Start of Record excerpts
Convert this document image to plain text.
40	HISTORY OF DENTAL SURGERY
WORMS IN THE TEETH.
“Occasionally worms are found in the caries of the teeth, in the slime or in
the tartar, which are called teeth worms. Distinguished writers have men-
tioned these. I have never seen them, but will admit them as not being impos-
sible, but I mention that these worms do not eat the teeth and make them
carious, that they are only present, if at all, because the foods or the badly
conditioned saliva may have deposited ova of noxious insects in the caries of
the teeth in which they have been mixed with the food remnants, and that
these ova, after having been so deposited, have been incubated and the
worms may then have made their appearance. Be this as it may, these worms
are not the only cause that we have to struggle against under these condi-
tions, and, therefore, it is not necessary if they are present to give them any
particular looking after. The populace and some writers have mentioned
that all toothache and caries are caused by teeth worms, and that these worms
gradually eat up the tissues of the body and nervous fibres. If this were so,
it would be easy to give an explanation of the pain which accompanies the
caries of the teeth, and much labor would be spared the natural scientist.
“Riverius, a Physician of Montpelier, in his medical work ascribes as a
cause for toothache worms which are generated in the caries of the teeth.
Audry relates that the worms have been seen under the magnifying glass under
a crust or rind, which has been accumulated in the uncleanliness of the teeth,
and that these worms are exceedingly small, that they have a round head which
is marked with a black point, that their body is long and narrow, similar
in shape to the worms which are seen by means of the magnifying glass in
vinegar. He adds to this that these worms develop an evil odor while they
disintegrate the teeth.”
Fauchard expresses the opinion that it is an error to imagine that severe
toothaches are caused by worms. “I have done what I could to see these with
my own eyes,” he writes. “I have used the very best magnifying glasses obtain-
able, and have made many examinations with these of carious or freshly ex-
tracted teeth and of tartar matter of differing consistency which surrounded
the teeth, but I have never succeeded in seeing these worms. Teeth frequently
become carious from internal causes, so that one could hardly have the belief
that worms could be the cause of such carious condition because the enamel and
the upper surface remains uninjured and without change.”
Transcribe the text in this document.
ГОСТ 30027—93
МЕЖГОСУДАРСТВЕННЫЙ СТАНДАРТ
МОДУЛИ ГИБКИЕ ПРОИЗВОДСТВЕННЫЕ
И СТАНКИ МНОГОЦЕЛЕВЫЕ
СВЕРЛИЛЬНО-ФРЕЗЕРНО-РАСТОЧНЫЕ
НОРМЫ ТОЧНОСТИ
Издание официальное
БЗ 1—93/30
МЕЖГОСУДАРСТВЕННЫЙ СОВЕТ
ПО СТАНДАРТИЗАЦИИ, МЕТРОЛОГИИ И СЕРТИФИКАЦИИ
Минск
End of Record excerpts
» Given instruction: Determine how many of the lines above hold the word "document", and output that number by itself.

» Answer in full: 2